Exercise details: Transcribe the records that follow exactly. Skip the pictures.

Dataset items
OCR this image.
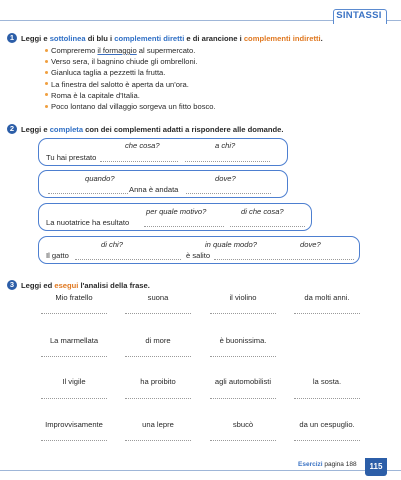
SINTASSI
1 Leggi e sottolinea di blu i complementi diretti e di arancione i complementi indiretti.
Compreremo il formaggio al supermercato.
Verso sera, il bagnino chiude gli ombrelloni.
Gianluca taglia a pezzetti la frutta.
La finestra del salotto è aperta da un'ora.
Roma è la capitale d'Italia.
Poco lontano dal villaggio sorgeva un fitto bosco.
2 Leggi e completa con dei complementi adatti a rispondere alle domande.
che cosa?	a chi?
Tu hai prestato
quando?	dove?
Anna è andata
per quale motivo?	di che cosa?
La nuotatrice ha esultato
di chi?	in quale modo?	dove?
Il gatto	è salito
3 Leggi ed esegui l'analisi della frase.
Mio fratello	suona	il violino	da molti anni.
La marmellata	di more	è buonissima.
Il vigile	ha proibito	agli automobilisti	la sosta.
Improvvisamente	una lepre	sbucò	da un cespuglio.
Esercizi pagina 188	115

Solution to this problem:
OCR this image.
SINTASSI
1 Leggi e sottolinea di blu i complementi diretti e di arancione i complementi indiretti.
Compreremo il formaggio al supermercato.
Verso sera, il bagnino chiude gli ombrelloni.
Gianluca taglia a pezzetti la frutta.
La finestra del salotto è aperta da un'ora.
Roma è la capitale d'Italia.
Poco lontano dal villaggio sorgeva un fitto bosco.
2 Leggi e completa con dei complementi adatti a rispondere alle domande.
che cosa?	a chi?
Tu hai prestato
quando?	dove?
Anna è andata
per quale motivo?	di che cosa?
La nuotatrice ha esultato
di chi?	in quale modo?	dove?
Il gatto	è salito
3 Leggi ed esegui l'analisi della frase.
Mio fratello	suona	il violino	da molti anni.
La marmellata	di more	è buonissima.
Il vigile	ha proibito	agli automobilisti	la sosta.
Improvvisamente	una lepre	sbucò	da un cespuglio.
Esercizi pagina 188	115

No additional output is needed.